Copy each line containing the word "data" from the records that follow, please.

--- BEGIN TASK INPUTS ---

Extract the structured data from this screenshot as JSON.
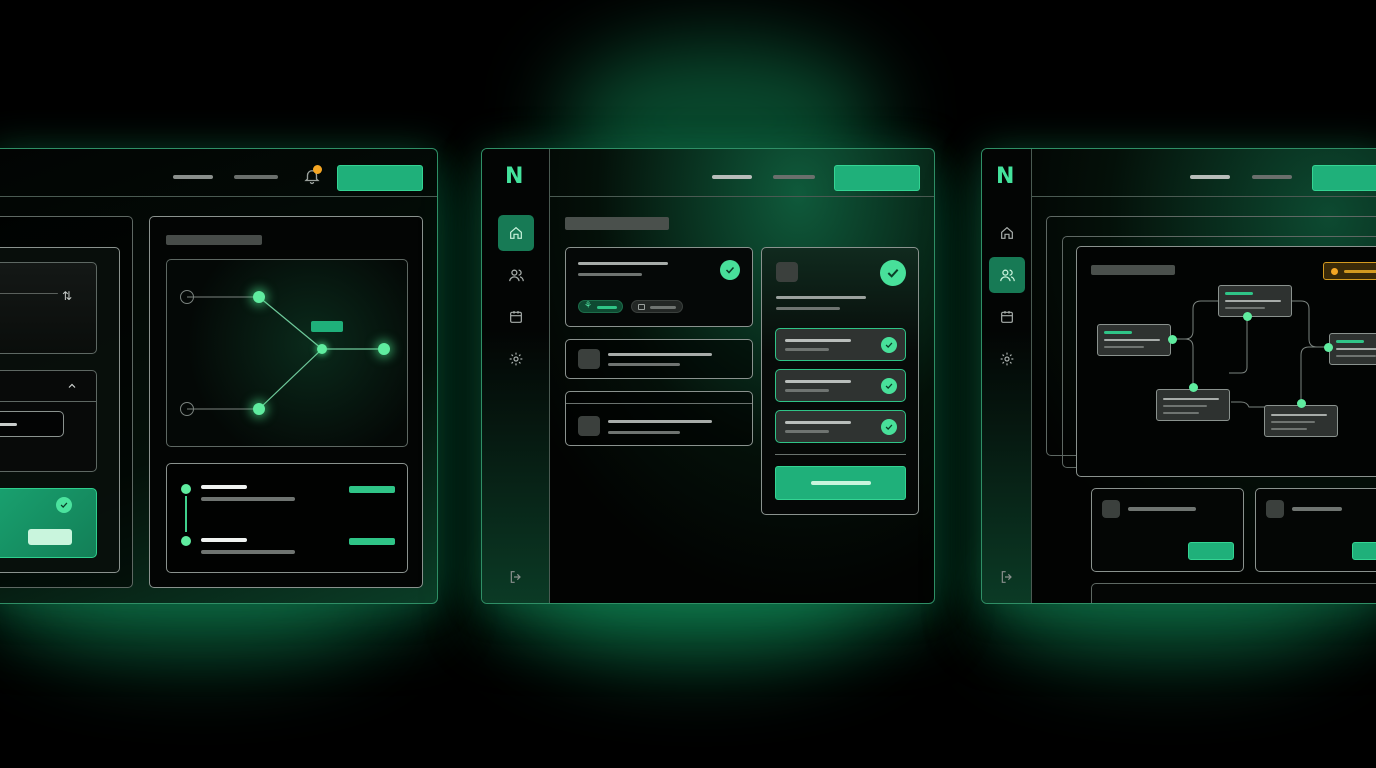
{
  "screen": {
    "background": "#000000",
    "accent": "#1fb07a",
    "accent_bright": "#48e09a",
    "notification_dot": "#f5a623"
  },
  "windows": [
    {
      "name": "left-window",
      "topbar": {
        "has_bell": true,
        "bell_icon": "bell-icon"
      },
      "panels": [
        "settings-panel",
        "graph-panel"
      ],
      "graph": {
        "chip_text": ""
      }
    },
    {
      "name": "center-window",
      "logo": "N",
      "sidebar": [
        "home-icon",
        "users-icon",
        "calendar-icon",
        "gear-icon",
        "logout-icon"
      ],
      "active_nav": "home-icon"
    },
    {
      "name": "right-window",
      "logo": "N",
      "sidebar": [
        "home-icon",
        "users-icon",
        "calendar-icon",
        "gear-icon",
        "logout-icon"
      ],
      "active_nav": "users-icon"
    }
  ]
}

--- END TASK INPUTS ---
--- BEGIN TASK INPUTS ---

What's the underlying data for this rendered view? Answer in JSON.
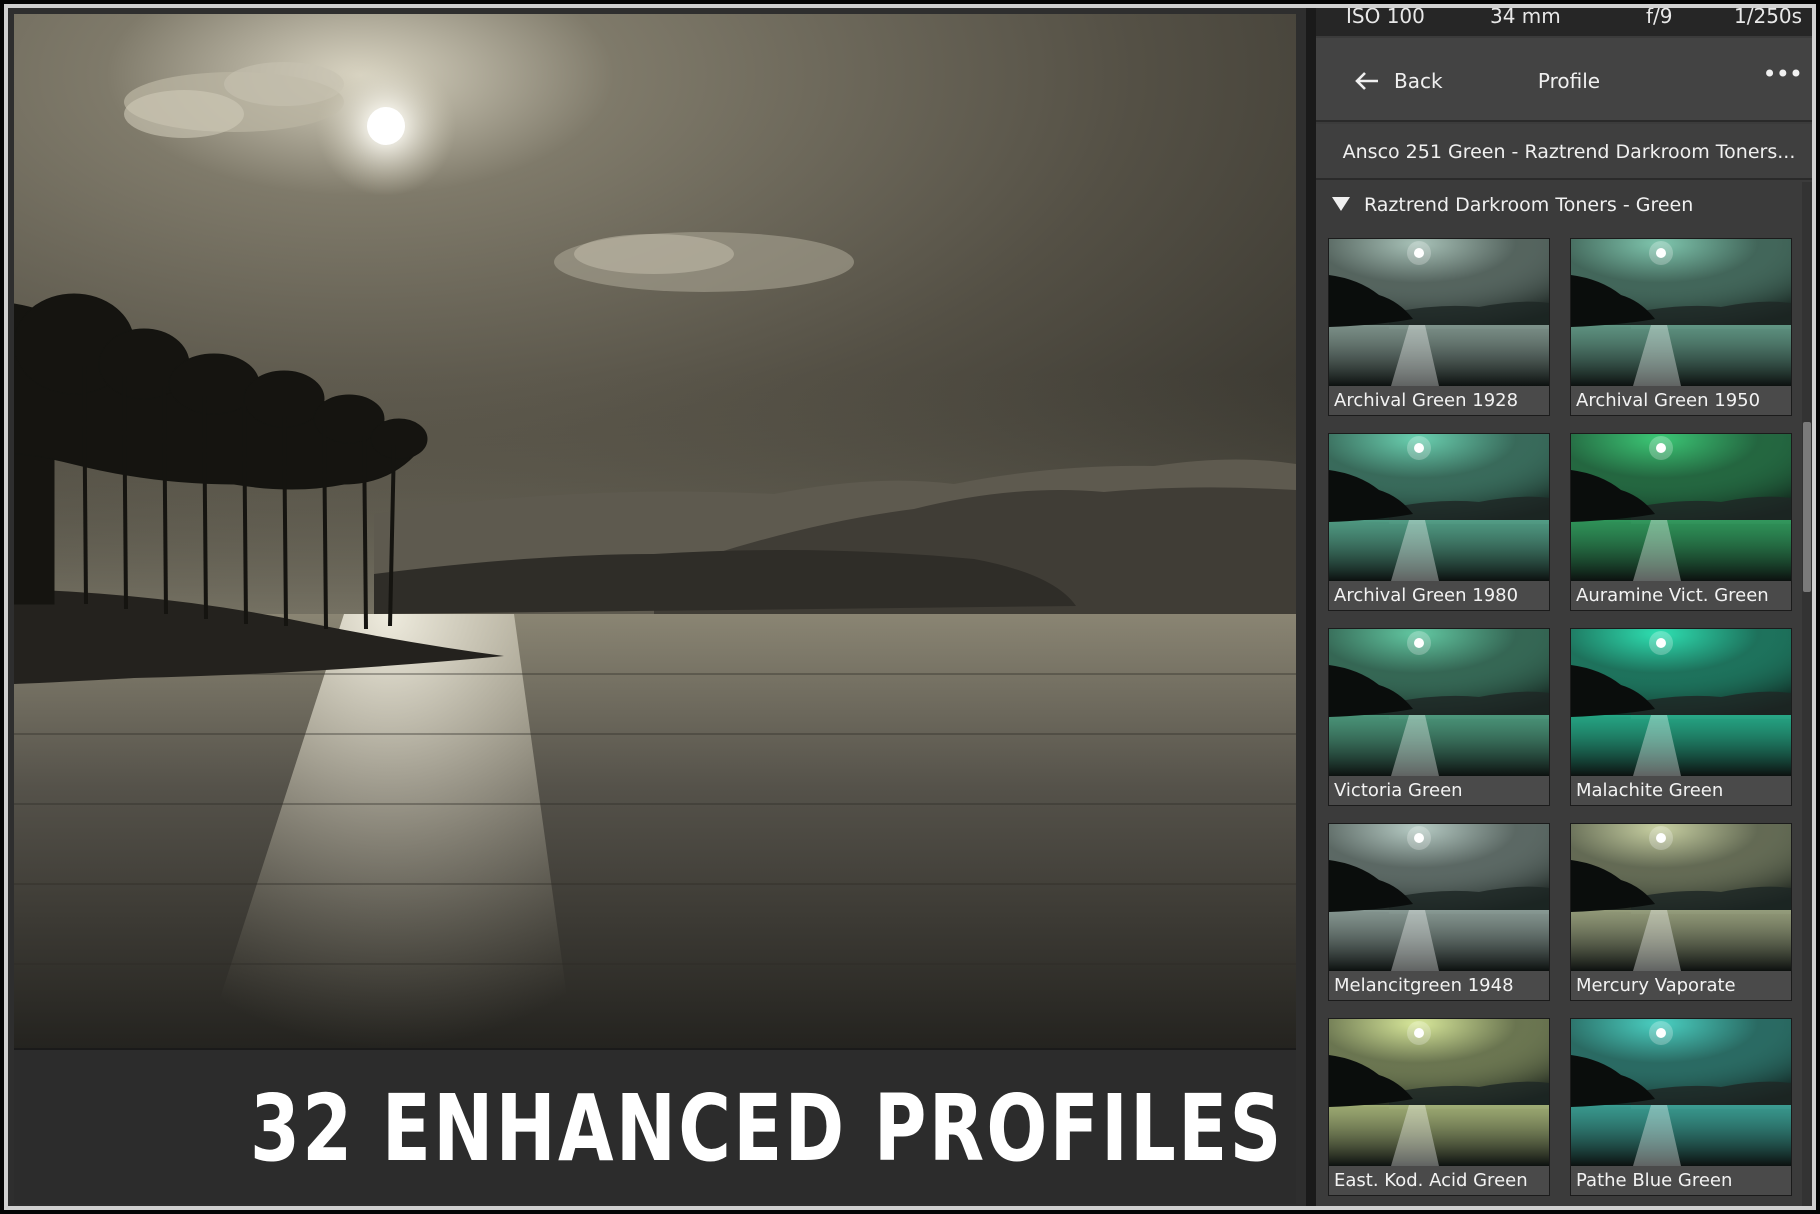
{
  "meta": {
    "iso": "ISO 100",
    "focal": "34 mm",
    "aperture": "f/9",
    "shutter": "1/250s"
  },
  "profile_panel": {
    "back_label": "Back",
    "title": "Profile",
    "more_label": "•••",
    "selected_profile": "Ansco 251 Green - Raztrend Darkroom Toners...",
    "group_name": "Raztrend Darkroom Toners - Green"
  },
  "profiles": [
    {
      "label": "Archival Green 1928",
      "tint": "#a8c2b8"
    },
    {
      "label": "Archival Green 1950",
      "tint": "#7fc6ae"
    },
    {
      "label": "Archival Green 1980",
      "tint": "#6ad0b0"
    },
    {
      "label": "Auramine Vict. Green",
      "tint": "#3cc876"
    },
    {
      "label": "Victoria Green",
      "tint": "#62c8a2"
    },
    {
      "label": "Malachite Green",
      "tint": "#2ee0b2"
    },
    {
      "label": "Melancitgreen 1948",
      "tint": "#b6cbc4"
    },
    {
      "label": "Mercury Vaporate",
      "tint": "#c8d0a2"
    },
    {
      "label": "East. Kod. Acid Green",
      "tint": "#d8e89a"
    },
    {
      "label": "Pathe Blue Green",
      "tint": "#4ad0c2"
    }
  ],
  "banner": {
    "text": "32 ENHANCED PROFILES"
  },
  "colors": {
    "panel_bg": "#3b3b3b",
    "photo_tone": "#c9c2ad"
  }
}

--- END TASK INPUTS ---

**RESULT BELOW**
Extract the structured data from this screenshot as JSON.
What's the underlying data for this rendered view? Answer in JSON.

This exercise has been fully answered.